Rows from a dataset

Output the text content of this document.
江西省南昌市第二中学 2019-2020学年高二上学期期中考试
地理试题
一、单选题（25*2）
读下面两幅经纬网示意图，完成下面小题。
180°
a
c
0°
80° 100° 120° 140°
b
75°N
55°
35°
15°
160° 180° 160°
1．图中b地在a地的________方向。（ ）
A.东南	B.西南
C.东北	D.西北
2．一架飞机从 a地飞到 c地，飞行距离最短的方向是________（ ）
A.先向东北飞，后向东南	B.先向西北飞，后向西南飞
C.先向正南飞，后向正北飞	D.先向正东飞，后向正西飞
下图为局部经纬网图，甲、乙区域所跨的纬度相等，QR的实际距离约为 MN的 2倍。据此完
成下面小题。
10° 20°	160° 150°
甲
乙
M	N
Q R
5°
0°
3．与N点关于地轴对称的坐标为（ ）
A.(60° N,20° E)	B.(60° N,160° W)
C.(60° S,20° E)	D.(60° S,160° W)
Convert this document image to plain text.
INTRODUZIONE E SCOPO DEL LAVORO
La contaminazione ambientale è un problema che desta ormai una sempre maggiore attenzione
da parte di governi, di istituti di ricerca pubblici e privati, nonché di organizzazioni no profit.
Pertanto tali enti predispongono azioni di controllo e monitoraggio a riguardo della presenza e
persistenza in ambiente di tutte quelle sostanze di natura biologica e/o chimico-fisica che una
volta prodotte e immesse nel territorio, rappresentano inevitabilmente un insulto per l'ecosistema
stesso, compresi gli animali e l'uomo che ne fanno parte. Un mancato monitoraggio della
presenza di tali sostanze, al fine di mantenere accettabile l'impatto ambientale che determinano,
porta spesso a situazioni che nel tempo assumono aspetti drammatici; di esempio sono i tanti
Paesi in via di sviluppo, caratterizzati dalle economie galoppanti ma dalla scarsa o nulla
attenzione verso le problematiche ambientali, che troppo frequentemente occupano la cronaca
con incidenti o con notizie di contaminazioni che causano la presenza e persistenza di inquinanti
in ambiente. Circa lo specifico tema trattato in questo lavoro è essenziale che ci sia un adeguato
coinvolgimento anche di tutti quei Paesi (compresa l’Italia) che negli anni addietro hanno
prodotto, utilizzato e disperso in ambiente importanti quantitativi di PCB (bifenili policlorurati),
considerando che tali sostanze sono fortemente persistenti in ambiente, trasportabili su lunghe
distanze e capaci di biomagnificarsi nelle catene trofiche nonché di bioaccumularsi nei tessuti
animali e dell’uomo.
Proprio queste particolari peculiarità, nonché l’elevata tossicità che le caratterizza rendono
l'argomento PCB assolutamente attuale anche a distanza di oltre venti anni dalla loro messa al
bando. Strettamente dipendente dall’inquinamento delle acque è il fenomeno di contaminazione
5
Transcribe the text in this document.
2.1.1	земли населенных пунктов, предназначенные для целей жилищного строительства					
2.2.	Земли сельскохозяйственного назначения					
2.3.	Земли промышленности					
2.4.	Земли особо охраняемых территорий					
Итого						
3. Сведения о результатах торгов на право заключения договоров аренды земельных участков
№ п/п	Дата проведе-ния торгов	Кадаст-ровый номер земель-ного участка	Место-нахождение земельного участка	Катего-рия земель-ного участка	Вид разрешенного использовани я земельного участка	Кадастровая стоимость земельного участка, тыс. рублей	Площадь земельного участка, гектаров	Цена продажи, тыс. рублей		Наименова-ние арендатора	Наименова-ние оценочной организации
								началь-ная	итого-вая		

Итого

- _Do this_:
Reproduce every record above exactly as it appears.

- _The output_:
Output the text content of this document.
江西省南昌市第二中学 2019-2020学年高二上学期期中考试
地理试题
一、单选题（25*2）
读下面两幅经纬网示意图，完成下面小题。
180°
a
c
0°
80° 100° 120° 140°
b
75°N
55°
35°
15°
160° 180° 160°
1．图中b地在a地的________方向。（ ）
A.东南	B.西南
C.东北	D.西北
2．一架飞机从 a地飞到 c地，飞行距离最短的方向是________（ ）
A.先向东北飞，后向东南	B.先向西北飞，后向西南飞
C.先向正南飞，后向正北飞	D.先向正东飞，后向正西飞
下图为局部经纬网图，甲、乙区域所跨的纬度相等，QR的实际距离约为 MN的 2倍。据此完
成下面小题。
10° 20°	160° 150°
甲
乙
M	N
Q R
5°
0°
3．与N点关于地轴对称的坐标为（ ）
A.(60° N,20° E)	B.(60° N,160° W)
C.(60° S,20° E)	D.(60° S,160° W)
Convert this document image to plain text.
INTRODUZIONE E SCOPO DEL LAVORO
La contaminazione ambientale è un problema che desta ormai una sempre maggiore attenzione
da parte di governi, di istituti di ricerca pubblici e privati, nonché di organizzazioni no profit.
Pertanto tali enti predispongono azioni di controllo e monitoraggio a riguardo della presenza e
persistenza in ambiente di tutte quelle sostanze di natura biologica e/o chimico-fisica che una
volta prodotte e immesse nel territorio, rappresentano inevitabilmente un insulto per l'ecosistema
stesso, compresi gli animali e l'uomo che ne fanno parte. Un mancato monitoraggio della
presenza di tali sostanze, al fine di mantenere accettabile l'impatto ambientale che determinano,
porta spesso a situazioni che nel tempo assumono aspetti drammatici; di esempio sono i tanti
Paesi in via di sviluppo, caratterizzati dalle economie galoppanti ma dalla scarsa o nulla
attenzione verso le problematiche ambientali, che troppo frequentemente occupano la cronaca
con incidenti o con notizie di contaminazioni che causano la presenza e persistenza di inquinanti
in ambiente. Circa lo specifico tema trattato in questo lavoro è essenziale che ci sia un adeguato
coinvolgimento anche di tutti quei Paesi (compresa l’Italia) che negli anni addietro hanno
prodotto, utilizzato e disperso in ambiente importanti quantitativi di PCB (bifenili policlorurati),
considerando che tali sostanze sono fortemente persistenti in ambiente, trasportabili su lunghe
distanze e capaci di biomagnificarsi nelle catene trofiche nonché di bioaccumularsi nei tessuti
animali e dell’uomo.
Proprio queste particolari peculiarità, nonché l’elevata tossicità che le caratterizza rendono
l'argomento PCB assolutamente attuale anche a distanza di oltre venti anni dalla loro messa al
bando. Strettamente dipendente dall’inquinamento delle acque è il fenomeno di contaminazione
5
Transcribe the text in this document.
2.1.1	земли населенных пунктов, предназначенные для целей жилищного строительства					
2.2.	Земли сельскохозяйственного назначения					
2.3.	Земли промышленности					
2.4.	Земли особо охраняемых территорий					
Итого						
3. Сведения о результатах торгов на право заключения договоров аренды земельных участков
№ п/п	Дата проведе-ния торгов	Кадаст-ровый номер земель-ного участка	Место-нахождение земельного участка	Катего-рия земель-ного участка	Вид разрешенного использовани я земельного участка	Кадастровая стоимость земельного участка, тыс. рублей	Площадь земельного участка, гектаров	Цена продажи, тыс. рублей		Наименова-ние арендатора	Наименова-ние оценочной организации
								началь-ная	итого-вая		

Итого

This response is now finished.